• [Problem to work on]
Give every entry again, unchanged, and leave its images out.

*****

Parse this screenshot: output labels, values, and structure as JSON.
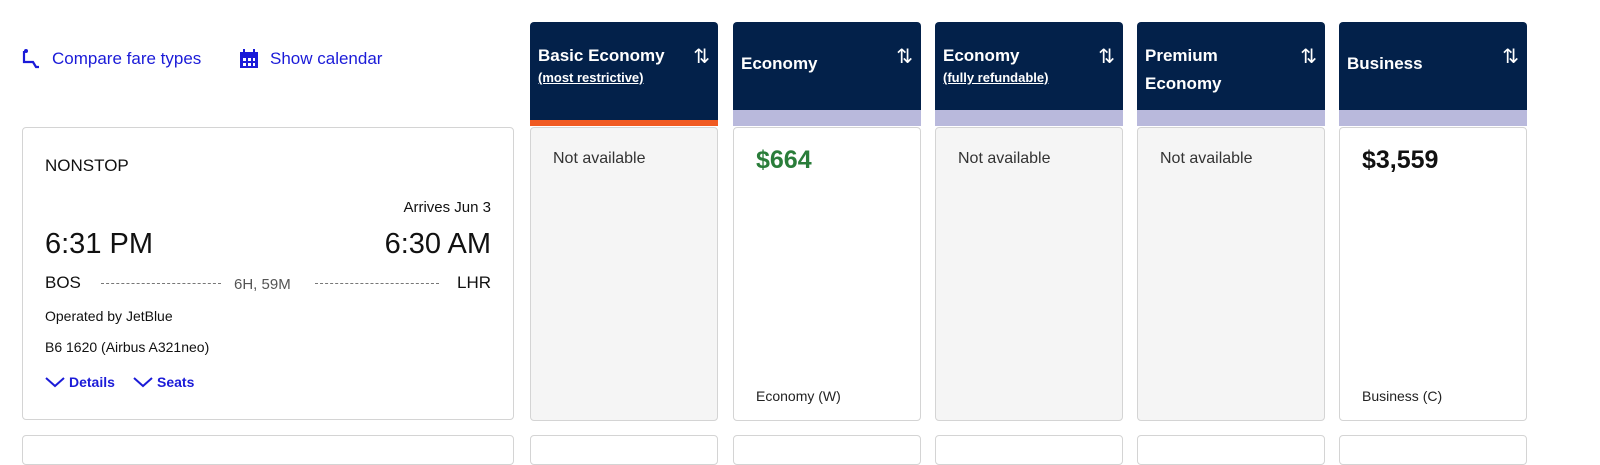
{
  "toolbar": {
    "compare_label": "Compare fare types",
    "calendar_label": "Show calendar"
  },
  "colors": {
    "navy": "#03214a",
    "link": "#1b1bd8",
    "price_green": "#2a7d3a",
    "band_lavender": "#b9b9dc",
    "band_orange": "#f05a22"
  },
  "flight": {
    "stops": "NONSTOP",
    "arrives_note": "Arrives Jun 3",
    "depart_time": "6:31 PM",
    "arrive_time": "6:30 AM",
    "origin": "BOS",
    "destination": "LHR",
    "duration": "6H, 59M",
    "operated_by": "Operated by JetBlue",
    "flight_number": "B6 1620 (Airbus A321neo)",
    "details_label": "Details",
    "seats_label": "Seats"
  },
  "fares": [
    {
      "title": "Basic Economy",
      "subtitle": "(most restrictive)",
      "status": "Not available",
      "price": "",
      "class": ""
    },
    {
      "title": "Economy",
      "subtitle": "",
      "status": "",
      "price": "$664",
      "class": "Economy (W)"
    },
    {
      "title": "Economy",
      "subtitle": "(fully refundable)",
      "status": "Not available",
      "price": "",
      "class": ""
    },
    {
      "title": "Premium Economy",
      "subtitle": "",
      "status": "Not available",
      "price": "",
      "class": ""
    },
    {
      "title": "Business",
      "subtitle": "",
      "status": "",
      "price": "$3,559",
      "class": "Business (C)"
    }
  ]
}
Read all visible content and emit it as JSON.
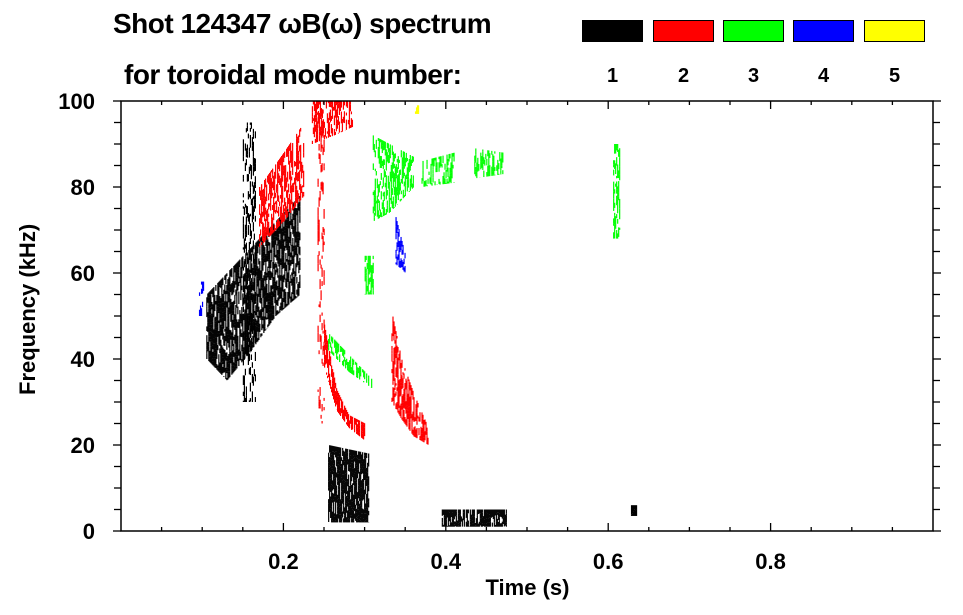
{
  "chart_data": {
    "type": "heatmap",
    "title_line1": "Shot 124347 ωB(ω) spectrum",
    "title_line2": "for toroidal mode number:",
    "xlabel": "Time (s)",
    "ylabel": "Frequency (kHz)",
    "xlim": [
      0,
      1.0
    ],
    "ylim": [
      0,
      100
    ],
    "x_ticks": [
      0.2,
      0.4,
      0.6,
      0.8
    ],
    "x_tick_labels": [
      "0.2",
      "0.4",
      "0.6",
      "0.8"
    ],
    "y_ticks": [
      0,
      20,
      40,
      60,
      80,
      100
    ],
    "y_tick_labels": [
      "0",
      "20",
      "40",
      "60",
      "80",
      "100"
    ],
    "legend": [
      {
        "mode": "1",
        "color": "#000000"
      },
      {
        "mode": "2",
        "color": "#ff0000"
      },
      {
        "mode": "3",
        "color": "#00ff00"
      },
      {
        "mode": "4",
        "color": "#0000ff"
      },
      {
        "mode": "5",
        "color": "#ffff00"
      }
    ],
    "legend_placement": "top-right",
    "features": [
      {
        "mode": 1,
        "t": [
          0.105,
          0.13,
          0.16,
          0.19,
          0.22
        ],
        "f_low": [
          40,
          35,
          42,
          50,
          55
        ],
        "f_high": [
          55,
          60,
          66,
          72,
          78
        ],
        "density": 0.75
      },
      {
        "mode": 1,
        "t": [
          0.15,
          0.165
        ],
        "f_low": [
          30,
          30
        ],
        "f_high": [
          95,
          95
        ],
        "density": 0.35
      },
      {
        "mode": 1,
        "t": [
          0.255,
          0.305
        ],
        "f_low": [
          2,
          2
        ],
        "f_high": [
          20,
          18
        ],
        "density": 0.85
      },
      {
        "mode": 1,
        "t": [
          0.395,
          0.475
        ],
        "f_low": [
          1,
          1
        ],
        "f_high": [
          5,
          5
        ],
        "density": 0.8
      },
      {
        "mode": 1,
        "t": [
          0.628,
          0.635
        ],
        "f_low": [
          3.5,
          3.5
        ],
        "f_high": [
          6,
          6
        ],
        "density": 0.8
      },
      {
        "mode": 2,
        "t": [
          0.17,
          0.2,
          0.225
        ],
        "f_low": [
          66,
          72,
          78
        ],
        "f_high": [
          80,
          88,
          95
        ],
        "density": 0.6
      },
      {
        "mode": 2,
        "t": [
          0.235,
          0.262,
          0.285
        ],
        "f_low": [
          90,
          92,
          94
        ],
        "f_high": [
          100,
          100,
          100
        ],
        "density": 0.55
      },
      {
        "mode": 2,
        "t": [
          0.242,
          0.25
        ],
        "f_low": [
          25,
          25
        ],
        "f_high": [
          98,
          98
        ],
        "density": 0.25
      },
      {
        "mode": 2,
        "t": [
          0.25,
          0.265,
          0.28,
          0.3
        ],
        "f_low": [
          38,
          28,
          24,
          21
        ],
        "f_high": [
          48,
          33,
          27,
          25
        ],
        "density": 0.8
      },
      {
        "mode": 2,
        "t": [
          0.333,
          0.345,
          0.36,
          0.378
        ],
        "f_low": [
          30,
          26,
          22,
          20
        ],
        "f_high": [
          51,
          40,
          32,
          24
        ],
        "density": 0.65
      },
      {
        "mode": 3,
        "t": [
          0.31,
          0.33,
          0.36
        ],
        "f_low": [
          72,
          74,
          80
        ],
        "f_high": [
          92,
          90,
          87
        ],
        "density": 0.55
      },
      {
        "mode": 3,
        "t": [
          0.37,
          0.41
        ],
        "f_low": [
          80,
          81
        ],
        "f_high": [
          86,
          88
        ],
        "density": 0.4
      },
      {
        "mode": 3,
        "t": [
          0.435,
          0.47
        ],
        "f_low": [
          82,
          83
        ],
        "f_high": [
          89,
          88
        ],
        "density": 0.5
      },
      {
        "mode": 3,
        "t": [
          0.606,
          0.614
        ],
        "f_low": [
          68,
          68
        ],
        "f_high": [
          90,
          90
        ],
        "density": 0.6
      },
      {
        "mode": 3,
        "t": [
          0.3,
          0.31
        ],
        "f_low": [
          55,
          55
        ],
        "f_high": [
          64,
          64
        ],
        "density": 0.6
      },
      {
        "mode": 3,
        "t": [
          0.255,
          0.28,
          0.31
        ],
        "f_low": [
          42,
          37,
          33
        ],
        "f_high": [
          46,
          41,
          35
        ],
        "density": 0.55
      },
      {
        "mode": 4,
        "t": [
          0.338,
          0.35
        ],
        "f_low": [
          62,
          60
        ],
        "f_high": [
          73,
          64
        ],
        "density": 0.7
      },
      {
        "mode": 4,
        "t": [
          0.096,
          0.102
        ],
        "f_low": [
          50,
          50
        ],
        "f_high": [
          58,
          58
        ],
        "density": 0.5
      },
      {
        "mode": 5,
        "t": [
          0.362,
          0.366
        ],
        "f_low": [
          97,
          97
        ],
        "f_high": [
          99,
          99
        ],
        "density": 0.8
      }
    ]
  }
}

*****

• [Finished task]
Parse this screenshot: output labels, values, and structure as JSON.
{
  "toolbar": {
    "compare_label": "Compare fare types",
    "calendar_label": "Show calendar"
  },
  "colors": {
    "navy": "#03214a",
    "link": "#1b1bd8",
    "price_green": "#2a7d3a",
    "band_lavender": "#b9b9dc",
    "band_orange": "#f05a22"
  },
  "flight": {
    "stops": "NONSTOP",
    "arrives_note": "Arrives Jun 3",
    "depart_time": "6:31 PM",
    "arrive_time": "6:30 AM",
    "origin": "BOS",
    "destination": "LHR",
    "duration": "6H, 59M",
    "operated_by": "Operated by JetBlue",
    "flight_number": "B6 1620 (Airbus A321neo)",
    "details_label": "Details",
    "seats_label": "Seats"
  },
  "fares": [
    {
      "title": "Basic Economy",
      "subtitle": "(most restrictive)",
      "status": "Not available",
      "price": "",
      "class": ""
    },
    {
      "title": "Economy",
      "subtitle": "",
      "status": "",
      "price": "$664",
      "class": "Economy (W)"
    },
    {
      "title": "Economy",
      "subtitle": "(fully refundable)",
      "status": "Not available",
      "price": "",
      "class": ""
    },
    {
      "title": "Premium Economy",
      "subtitle": "",
      "status": "Not available",
      "price": "",
      "class": ""
    },
    {
      "title": "Business",
      "subtitle": "",
      "status": "",
      "price": "$3,559",
      "class": "Business (C)"
    }
  ]
}
Read all visible content and emit it as JSON.
{
  "chart_data": {
    "type": "heatmap",
    "title_line1": "Shot 124347 ωB(ω) spectrum",
    "title_line2": "for toroidal mode number:",
    "xlabel": "Time (s)",
    "ylabel": "Frequency (kHz)",
    "xlim": [
      0,
      1.0
    ],
    "ylim": [
      0,
      100
    ],
    "x_ticks": [
      0.2,
      0.4,
      0.6,
      0.8
    ],
    "x_tick_labels": [
      "0.2",
      "0.4",
      "0.6",
      "0.8"
    ],
    "y_ticks": [
      0,
      20,
      40,
      60,
      80,
      100
    ],
    "y_tick_labels": [
      "0",
      "20",
      "40",
      "60",
      "80",
      "100"
    ],
    "legend": [
      {
        "mode": "1",
        "color": "#000000"
      },
      {
        "mode": "2",
        "color": "#ff0000"
      },
      {
        "mode": "3",
        "color": "#00ff00"
      },
      {
        "mode": "4",
        "color": "#0000ff"
      },
      {
        "mode": "5",
        "color": "#ffff00"
      }
    ],
    "legend_placement": "top-right",
    "features": [
      {
        "mode": 1,
        "t": [
          0.105,
          0.13,
          0.16,
          0.19,
          0.22
        ],
        "f_low": [
          40,
          35,
          42,
          50,
          55
        ],
        "f_high": [
          55,
          60,
          66,
          72,
          78
        ],
        "density": 0.75
      },
      {
        "mode": 1,
        "t": [
          0.15,
          0.165
        ],
        "f_low": [
          30,
          30
        ],
        "f_high": [
          95,
          95
        ],
        "density": 0.35
      },
      {
        "mode": 1,
        "t": [
          0.255,
          0.305
        ],
        "f_low": [
          2,
          2
        ],
        "f_high": [
          20,
          18
        ],
        "density": 0.85
      },
      {
        "mode": 1,
        "t": [
          0.395,
          0.475
        ],
        "f_low": [
          1,
          1
        ],
        "f_high": [
          5,
          5
        ],
        "density": 0.8
      },
      {
        "mode": 1,
        "t": [
          0.628,
          0.635
        ],
        "f_low": [
          3.5,
          3.5
        ],
        "f_high": [
          6,
          6
        ],
        "density": 0.8
      },
      {
        "mode": 2,
        "t": [
          0.17,
          0.2,
          0.225
        ],
        "f_low": [
          66,
          72,
          78
        ],
        "f_high": [
          80,
          88,
          95
        ],
        "density": 0.6
      },
      {
        "mode": 2,
        "t": [
          0.235,
          0.262,
          0.285
        ],
        "f_low": [
          90,
          92,
          94
        ],
        "f_high": [
          100,
          100,
          100
        ],
        "density": 0.55
      },
      {
        "mode": 2,
        "t": [
          0.242,
          0.25
        ],
        "f_low": [
          25,
          25
        ],
        "f_high": [
          98,
          98
        ],
        "density": 0.25
      },
      {
        "mode": 2,
        "t": [
          0.25,
          0.265,
          0.28,
          0.3
        ],
        "f_low": [
          38,
          28,
          24,
          21
        ],
        "f_high": [
          48,
          33,
          27,
          25
        ],
        "density": 0.8
      },
      {
        "mode": 2,
        "t": [
          0.333,
          0.345,
          0.36,
          0.378
        ],
        "f_low": [
          30,
          26,
          22,
          20
        ],
        "f_high": [
          51,
          40,
          32,
          24
        ],
        "density": 0.65
      },
      {
        "mode": 3,
        "t": [
          0.31,
          0.33,
          0.36
        ],
        "f_low": [
          72,
          74,
          80
        ],
        "f_high": [
          92,
          90,
          87
        ],
        "density": 0.55
      },
      {
        "mode": 3,
        "t": [
          0.37,
          0.41
        ],
        "f_low": [
          80,
          81
        ],
        "f_high": [
          86,
          88
        ],
        "density": 0.4
      },
      {
        "mode": 3,
        "t": [
          0.435,
          0.47
        ],
        "f_low": [
          82,
          83
        ],
        "f_high": [
          89,
          88
        ],
        "density": 0.5
      },
      {
        "mode": 3,
        "t": [
          0.606,
          0.614
        ],
        "f_low": [
          68,
          68
        ],
        "f_high": [
          90,
          90
        ],
        "density": 0.6
      },
      {
        "mode": 3,
        "t": [
          0.3,
          0.31
        ],
        "f_low": [
          55,
          55
        ],
        "f_high": [
          64,
          64
        ],
        "density": 0.6
      },
      {
        "mode": 3,
        "t": [
          0.255,
          0.28,
          0.31
        ],
        "f_low": [
          42,
          37,
          33
        ],
        "f_high": [
          46,
          41,
          35
        ],
        "density": 0.55
      },
      {
        "mode": 4,
        "t": [
          0.338,
          0.35
        ],
        "f_low": [
          62,
          60
        ],
        "f_high": [
          73,
          64
        ],
        "density": 0.7
      },
      {
        "mode": 4,
        "t": [
          0.096,
          0.102
        ],
        "f_low": [
          50,
          50
        ],
        "f_high": [
          58,
          58
        ],
        "density": 0.5
      },
      {
        "mode": 5,
        "t": [
          0.362,
          0.366
        ],
        "f_low": [
          97,
          97
        ],
        "f_high": [
          99,
          99
        ],
        "density": 0.8
      }
    ]
  }
}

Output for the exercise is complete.